Excerpt from a dataset.
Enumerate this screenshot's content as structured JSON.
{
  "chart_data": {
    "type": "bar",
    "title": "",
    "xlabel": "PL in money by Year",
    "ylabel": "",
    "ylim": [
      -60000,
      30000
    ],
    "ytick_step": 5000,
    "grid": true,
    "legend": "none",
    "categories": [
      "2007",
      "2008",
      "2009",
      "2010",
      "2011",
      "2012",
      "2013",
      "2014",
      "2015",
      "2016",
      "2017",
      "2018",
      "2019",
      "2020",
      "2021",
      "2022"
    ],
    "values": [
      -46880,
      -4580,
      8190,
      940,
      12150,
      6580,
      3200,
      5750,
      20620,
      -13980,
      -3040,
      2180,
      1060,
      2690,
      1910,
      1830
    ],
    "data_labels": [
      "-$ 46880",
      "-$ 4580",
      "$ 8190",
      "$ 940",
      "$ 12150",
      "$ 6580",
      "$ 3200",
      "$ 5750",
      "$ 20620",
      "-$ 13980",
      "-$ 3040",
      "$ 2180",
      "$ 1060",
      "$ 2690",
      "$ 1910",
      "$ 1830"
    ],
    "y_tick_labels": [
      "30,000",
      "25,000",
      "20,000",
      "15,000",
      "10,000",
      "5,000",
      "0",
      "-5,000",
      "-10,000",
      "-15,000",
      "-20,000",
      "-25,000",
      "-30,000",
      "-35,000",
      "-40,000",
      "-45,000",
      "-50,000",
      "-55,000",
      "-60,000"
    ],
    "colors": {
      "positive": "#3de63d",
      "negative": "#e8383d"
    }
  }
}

Problem details. Faithfully reproduce all of the records, character for character.

Answer to the task.
Enumerate this screenshot's content as structured JSON.
{
  "chart_data": {
    "type": "bar",
    "title": "",
    "xlabel": "PL in money by Year",
    "ylabel": "",
    "ylim": [
      -60000,
      30000
    ],
    "ytick_step": 5000,
    "grid": true,
    "legend": "none",
    "categories": [
      "2007",
      "2008",
      "2009",
      "2010",
      "2011",
      "2012",
      "2013",
      "2014",
      "2015",
      "2016",
      "2017",
      "2018",
      "2019",
      "2020",
      "2021",
      "2022"
    ],
    "values": [
      -46880,
      -4580,
      8190,
      940,
      12150,
      6580,
      3200,
      5750,
      20620,
      -13980,
      -3040,
      2180,
      1060,
      2690,
      1910,
      1830
    ],
    "data_labels": [
      "-$ 46880",
      "-$ 4580",
      "$ 8190",
      "$ 940",
      "$ 12150",
      "$ 6580",
      "$ 3200",
      "$ 5750",
      "$ 20620",
      "-$ 13980",
      "-$ 3040",
      "$ 2180",
      "$ 1060",
      "$ 2690",
      "$ 1910",
      "$ 1830"
    ],
    "y_tick_labels": [
      "30,000",
      "25,000",
      "20,000",
      "15,000",
      "10,000",
      "5,000",
      "0",
      "-5,000",
      "-10,000",
      "-15,000",
      "-20,000",
      "-25,000",
      "-30,000",
      "-35,000",
      "-40,000",
      "-45,000",
      "-50,000",
      "-55,000",
      "-60,000"
    ],
    "colors": {
      "positive": "#3de63d",
      "negative": "#e8383d"
    }
  }
}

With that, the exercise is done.